▶ PROMPT
Transcribe the records below exactly as they appear.

## start DATA LISTING

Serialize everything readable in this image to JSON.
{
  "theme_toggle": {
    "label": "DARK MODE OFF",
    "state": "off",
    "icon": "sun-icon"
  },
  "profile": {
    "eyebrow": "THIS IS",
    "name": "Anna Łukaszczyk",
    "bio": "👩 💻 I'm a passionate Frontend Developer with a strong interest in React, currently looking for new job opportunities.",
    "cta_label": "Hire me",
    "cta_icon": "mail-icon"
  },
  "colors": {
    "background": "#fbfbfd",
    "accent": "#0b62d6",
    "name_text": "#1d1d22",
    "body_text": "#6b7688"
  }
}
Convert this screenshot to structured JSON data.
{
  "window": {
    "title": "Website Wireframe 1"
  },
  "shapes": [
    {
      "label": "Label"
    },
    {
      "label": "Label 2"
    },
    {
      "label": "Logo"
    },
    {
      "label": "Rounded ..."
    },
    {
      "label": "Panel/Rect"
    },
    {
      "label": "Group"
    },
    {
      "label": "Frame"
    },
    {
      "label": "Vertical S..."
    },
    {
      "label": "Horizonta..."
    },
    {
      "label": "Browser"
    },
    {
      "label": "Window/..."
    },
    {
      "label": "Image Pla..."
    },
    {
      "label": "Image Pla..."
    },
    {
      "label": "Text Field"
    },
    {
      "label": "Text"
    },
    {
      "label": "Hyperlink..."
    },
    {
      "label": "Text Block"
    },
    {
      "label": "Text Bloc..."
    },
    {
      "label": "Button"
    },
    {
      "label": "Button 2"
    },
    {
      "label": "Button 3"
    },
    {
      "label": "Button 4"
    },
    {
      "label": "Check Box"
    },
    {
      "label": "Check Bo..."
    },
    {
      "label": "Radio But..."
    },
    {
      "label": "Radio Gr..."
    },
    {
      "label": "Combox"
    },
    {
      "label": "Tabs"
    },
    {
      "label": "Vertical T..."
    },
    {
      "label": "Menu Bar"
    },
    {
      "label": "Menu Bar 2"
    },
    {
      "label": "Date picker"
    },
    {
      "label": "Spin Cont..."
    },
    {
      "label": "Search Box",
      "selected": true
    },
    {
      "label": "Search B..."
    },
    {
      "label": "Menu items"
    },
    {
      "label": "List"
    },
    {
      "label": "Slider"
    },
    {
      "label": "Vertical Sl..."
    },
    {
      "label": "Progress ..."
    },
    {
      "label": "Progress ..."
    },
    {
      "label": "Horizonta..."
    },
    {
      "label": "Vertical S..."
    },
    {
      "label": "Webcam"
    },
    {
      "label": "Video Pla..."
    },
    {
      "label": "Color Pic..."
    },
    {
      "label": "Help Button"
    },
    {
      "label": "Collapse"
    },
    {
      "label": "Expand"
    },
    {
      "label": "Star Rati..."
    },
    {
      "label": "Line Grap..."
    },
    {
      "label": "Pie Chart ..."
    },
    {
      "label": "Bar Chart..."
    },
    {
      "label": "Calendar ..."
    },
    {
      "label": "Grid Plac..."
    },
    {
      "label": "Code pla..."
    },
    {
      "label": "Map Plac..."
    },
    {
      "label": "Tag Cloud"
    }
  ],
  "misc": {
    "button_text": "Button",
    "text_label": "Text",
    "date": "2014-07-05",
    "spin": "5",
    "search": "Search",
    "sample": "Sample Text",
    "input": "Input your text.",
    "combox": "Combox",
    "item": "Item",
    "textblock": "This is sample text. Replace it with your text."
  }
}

## end DATA LISTING

▶ EXERCISE SOLUTION
Serialize everything readable in this image to JSON.
{
  "theme_toggle": {
    "label": "DARK MODE OFF",
    "state": "off",
    "icon": "sun-icon"
  },
  "profile": {
    "eyebrow": "THIS IS",
    "name": "Anna Łukaszczyk",
    "bio": "👩 💻 I'm a passionate Frontend Developer with a strong interest in React, currently looking for new job opportunities.",
    "cta_label": "Hire me",
    "cta_icon": "mail-icon"
  },
  "colors": {
    "background": "#fbfbfd",
    "accent": "#0b62d6",
    "name_text": "#1d1d22",
    "body_text": "#6b7688"
  }
}
Convert this screenshot to structured JSON data.
{
  "window": {
    "title": "Website Wireframe 1"
  },
  "shapes": [
    {
      "label": "Label"
    },
    {
      "label": "Label 2"
    },
    {
      "label": "Logo"
    },
    {
      "label": "Rounded ..."
    },
    {
      "label": "Panel/Rect"
    },
    {
      "label": "Group"
    },
    {
      "label": "Frame"
    },
    {
      "label": "Vertical S..."
    },
    {
      "label": "Horizonta..."
    },
    {
      "label": "Browser"
    },
    {
      "label": "Window/..."
    },
    {
      "label": "Image Pla..."
    },
    {
      "label": "Image Pla..."
    },
    {
      "label": "Text Field"
    },
    {
      "label": "Text"
    },
    {
      "label": "Hyperlink..."
    },
    {
      "label": "Text Block"
    },
    {
      "label": "Text Bloc..."
    },
    {
      "label": "Button"
    },
    {
      "label": "Button 2"
    },
    {
      "label": "Button 3"
    },
    {
      "label": "Button 4"
    },
    {
      "label": "Check Box"
    },
    {
      "label": "Check Bo..."
    },
    {
      "label": "Radio But..."
    },
    {
      "label": "Radio Gr..."
    },
    {
      "label": "Combox"
    },
    {
      "label": "Tabs"
    },
    {
      "label": "Vertical T..."
    },
    {
      "label": "Menu Bar"
    },
    {
      "label": "Menu Bar 2"
    },
    {
      "label": "Date picker"
    },
    {
      "label": "Spin Cont..."
    },
    {
      "label": "Search Box",
      "selected": true
    },
    {
      "label": "Search B..."
    },
    {
      "label": "Menu items"
    },
    {
      "label": "List"
    },
    {
      "label": "Slider"
    },
    {
      "label": "Vertical Sl..."
    },
    {
      "label": "Progress ..."
    },
    {
      "label": "Progress ..."
    },
    {
      "label": "Horizonta..."
    },
    {
      "label": "Vertical S..."
    },
    {
      "label": "Webcam"
    },
    {
      "label": "Video Pla..."
    },
    {
      "label": "Color Pic..."
    },
    {
      "label": "Help Button"
    },
    {
      "label": "Collapse"
    },
    {
      "label": "Expand"
    },
    {
      "label": "Star Rati..."
    },
    {
      "label": "Line Grap..."
    },
    {
      "label": "Pie Chart ..."
    },
    {
      "label": "Bar Chart..."
    },
    {
      "label": "Calendar ..."
    },
    {
      "label": "Grid Plac..."
    },
    {
      "label": "Code pla..."
    },
    {
      "label": "Map Plac..."
    },
    {
      "label": "Tag Cloud"
    }
  ],
  "misc": {
    "button_text": "Button",
    "text_label": "Text",
    "date": "2014-07-05",
    "spin": "5",
    "search": "Search",
    "sample": "Sample Text",
    "input": "Input your text.",
    "combox": "Combox",
    "item": "Item",
    "textblock": "This is sample text. Replace it with your text."
  }
}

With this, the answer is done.